▸ **What the task requires**:
For the records below, say how many lines contain the string "massweight". Give the number only.

▸ **Entries supplied**:
***
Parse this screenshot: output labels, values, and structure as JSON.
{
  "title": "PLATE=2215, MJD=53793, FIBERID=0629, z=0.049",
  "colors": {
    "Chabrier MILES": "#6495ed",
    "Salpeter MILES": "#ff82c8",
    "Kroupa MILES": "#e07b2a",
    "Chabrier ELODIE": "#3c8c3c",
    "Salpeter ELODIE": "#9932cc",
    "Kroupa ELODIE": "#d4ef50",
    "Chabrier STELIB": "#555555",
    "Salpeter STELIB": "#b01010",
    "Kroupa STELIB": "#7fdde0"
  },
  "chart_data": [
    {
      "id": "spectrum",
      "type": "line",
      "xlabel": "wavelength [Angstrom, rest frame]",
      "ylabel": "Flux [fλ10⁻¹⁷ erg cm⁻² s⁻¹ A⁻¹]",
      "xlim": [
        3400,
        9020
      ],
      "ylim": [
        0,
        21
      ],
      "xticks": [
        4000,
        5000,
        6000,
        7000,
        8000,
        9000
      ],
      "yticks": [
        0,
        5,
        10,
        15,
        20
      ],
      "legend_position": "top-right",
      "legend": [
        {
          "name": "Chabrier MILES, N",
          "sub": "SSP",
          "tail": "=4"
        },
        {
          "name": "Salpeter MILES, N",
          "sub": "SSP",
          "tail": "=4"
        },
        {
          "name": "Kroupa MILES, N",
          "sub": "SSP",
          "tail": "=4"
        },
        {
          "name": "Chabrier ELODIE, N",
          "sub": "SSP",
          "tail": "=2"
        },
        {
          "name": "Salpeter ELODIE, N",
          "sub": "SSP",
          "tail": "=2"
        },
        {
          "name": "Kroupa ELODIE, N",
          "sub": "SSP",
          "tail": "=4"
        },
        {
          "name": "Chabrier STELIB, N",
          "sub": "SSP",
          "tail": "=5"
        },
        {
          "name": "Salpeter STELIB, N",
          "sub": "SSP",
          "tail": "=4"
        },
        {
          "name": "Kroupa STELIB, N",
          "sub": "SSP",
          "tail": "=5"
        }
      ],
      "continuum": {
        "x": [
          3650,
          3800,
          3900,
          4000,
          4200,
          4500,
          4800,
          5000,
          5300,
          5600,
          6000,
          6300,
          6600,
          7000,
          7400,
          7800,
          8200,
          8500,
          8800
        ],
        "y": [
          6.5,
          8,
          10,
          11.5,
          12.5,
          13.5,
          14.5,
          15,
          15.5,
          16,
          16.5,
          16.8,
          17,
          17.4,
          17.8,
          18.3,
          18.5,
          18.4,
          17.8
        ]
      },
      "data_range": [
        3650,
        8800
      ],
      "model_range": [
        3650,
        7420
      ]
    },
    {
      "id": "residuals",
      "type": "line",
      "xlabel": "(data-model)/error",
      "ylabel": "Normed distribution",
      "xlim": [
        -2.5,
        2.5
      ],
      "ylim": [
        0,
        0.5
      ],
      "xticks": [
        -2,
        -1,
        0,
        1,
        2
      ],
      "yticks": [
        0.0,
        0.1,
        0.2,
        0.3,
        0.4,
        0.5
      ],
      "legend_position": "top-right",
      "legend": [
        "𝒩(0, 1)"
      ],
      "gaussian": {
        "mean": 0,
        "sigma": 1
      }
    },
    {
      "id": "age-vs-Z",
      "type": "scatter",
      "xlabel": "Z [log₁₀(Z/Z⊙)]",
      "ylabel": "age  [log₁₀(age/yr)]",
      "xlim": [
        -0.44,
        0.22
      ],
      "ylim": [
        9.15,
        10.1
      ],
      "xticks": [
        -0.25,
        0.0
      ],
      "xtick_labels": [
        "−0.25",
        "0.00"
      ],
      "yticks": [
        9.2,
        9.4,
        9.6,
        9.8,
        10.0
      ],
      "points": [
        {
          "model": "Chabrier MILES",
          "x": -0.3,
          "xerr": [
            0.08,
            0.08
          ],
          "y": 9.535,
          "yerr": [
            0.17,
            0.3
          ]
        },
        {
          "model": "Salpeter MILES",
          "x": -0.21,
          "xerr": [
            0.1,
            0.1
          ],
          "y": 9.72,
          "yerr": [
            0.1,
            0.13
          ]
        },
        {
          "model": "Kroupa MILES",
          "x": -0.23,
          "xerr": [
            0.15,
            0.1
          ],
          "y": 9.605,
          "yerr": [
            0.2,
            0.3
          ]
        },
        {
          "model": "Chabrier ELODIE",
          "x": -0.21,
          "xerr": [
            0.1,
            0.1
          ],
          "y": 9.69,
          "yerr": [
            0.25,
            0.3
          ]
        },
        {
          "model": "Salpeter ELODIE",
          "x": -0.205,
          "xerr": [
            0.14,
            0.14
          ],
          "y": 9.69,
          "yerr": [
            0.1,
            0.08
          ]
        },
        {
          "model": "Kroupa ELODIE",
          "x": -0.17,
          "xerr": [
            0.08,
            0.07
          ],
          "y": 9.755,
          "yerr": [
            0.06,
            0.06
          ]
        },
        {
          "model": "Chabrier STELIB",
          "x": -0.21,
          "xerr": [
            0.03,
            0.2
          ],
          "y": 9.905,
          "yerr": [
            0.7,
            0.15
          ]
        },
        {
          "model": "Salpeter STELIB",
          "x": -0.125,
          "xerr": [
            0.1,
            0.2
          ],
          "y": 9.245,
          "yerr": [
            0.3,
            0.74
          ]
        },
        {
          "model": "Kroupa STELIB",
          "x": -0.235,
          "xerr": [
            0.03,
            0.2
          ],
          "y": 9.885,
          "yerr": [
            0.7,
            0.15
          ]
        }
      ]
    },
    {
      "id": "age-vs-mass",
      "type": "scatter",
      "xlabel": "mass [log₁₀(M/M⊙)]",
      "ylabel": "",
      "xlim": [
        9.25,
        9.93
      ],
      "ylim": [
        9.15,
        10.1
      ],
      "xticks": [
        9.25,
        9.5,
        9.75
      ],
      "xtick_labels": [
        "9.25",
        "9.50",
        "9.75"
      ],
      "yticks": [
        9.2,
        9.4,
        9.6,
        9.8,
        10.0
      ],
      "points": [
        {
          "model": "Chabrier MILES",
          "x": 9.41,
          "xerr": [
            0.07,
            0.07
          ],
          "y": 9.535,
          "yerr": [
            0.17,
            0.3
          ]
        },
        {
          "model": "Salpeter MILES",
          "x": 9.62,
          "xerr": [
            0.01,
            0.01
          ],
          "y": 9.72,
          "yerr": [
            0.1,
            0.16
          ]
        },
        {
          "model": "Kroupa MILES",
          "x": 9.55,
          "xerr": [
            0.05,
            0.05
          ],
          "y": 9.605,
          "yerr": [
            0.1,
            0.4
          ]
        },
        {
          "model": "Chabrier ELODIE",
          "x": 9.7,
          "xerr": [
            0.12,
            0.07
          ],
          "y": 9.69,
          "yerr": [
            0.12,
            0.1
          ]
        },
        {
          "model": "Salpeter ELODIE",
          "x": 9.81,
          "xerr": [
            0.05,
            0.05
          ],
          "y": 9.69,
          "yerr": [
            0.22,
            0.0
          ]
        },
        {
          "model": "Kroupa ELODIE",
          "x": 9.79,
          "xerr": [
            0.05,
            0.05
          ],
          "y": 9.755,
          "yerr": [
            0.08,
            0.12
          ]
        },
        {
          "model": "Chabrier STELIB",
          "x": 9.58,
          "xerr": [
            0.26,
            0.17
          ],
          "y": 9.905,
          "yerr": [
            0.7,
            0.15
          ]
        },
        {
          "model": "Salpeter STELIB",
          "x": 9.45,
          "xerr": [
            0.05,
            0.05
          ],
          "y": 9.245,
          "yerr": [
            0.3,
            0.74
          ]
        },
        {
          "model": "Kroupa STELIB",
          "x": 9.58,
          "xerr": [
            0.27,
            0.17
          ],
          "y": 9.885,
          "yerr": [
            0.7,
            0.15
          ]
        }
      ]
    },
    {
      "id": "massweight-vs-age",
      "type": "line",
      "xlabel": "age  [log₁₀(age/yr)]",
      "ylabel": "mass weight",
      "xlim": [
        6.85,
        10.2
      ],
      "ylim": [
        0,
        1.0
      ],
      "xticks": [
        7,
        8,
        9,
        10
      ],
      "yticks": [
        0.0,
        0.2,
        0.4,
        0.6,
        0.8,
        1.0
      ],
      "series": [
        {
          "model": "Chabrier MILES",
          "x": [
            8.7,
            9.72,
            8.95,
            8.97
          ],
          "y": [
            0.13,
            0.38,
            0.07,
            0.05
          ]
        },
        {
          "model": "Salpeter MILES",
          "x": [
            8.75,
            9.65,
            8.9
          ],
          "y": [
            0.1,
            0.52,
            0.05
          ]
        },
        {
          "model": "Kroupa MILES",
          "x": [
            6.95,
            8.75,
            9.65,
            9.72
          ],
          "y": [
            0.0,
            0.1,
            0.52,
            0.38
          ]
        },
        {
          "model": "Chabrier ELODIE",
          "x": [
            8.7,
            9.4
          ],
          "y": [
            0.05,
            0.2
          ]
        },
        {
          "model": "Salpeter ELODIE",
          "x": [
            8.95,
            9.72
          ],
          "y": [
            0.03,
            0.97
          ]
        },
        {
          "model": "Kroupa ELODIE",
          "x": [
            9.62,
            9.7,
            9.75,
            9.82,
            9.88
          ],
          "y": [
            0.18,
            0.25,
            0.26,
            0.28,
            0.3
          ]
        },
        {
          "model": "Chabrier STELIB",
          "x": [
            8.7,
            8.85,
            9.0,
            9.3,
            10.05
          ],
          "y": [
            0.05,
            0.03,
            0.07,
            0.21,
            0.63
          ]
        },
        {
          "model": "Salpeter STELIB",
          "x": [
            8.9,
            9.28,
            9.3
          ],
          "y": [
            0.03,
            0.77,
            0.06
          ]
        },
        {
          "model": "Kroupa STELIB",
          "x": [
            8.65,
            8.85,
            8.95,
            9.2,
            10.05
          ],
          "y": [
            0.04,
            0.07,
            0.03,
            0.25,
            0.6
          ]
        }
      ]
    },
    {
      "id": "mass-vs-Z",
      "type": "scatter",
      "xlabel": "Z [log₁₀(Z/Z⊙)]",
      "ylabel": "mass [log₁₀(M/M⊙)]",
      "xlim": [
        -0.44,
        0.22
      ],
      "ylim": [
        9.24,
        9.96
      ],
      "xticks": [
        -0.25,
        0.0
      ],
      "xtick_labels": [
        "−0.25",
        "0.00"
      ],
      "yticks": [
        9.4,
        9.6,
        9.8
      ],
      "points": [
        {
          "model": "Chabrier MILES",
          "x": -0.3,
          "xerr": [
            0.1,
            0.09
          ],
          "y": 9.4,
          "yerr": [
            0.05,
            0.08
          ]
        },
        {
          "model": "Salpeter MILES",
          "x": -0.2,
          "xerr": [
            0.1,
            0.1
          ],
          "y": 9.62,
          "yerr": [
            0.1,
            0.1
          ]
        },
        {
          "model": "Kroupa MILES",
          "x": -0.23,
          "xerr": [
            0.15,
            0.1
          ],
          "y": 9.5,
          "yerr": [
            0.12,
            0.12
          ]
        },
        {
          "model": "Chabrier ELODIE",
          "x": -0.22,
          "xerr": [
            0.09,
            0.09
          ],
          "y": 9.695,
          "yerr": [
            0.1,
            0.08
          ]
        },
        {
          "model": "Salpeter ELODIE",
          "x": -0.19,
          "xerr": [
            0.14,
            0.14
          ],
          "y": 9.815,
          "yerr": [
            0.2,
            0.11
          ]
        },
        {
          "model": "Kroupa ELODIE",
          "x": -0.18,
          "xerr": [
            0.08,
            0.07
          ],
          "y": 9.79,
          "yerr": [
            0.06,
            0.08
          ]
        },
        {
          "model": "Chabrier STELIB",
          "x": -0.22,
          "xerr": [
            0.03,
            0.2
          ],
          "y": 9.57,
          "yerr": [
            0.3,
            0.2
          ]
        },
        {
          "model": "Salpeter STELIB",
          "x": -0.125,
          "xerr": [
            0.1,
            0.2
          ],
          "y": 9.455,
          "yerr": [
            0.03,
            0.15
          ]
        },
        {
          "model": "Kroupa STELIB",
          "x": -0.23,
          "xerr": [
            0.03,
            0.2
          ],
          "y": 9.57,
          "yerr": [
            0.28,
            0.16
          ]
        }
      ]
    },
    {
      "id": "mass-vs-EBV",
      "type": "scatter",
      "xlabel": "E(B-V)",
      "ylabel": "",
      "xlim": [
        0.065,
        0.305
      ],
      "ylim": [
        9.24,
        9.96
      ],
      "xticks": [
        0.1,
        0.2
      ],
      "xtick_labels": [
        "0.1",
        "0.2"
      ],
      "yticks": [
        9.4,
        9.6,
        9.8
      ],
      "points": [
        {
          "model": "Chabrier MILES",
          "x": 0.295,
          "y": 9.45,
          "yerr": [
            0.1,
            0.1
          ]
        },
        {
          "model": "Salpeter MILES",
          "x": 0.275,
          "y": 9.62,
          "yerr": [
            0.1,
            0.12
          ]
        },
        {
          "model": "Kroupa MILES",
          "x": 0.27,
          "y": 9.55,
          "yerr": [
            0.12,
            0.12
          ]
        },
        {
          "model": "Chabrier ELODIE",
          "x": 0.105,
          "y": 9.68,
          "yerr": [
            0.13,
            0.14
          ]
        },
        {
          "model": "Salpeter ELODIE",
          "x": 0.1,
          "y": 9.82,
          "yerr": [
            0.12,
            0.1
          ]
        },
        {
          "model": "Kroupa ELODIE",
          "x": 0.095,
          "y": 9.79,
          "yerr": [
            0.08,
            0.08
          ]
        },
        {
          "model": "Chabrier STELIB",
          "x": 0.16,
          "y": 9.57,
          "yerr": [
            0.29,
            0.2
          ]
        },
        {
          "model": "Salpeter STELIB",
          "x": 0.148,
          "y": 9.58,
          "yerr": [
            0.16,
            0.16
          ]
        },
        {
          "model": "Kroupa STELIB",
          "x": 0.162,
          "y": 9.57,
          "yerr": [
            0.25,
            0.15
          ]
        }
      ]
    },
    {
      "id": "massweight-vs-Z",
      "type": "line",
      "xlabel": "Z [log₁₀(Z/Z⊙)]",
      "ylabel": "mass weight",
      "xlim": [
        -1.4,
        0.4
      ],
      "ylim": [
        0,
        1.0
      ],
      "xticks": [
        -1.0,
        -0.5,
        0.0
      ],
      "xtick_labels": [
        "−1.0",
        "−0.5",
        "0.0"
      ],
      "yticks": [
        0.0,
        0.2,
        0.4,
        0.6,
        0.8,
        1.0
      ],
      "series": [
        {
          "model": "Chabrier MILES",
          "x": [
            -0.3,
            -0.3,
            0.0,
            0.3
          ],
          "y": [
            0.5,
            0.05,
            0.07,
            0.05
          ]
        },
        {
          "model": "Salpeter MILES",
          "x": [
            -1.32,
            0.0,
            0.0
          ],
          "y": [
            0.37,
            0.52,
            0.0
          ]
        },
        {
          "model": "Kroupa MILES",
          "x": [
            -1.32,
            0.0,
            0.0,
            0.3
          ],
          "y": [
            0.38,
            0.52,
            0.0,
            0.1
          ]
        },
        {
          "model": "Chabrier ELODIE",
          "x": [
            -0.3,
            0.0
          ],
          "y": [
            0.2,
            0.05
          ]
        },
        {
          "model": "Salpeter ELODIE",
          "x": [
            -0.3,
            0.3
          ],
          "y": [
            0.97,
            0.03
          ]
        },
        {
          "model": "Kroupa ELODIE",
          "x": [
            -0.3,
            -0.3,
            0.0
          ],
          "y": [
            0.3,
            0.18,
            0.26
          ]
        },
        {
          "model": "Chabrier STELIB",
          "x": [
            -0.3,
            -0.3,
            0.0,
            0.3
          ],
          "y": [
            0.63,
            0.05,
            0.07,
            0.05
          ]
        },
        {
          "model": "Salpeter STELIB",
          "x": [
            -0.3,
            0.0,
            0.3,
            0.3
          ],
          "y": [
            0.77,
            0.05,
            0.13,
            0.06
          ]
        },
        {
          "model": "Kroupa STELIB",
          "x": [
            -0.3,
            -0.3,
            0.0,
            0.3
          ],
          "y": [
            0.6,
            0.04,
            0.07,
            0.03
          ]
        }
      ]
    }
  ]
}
***
▸ **Answer to the exercise**:
2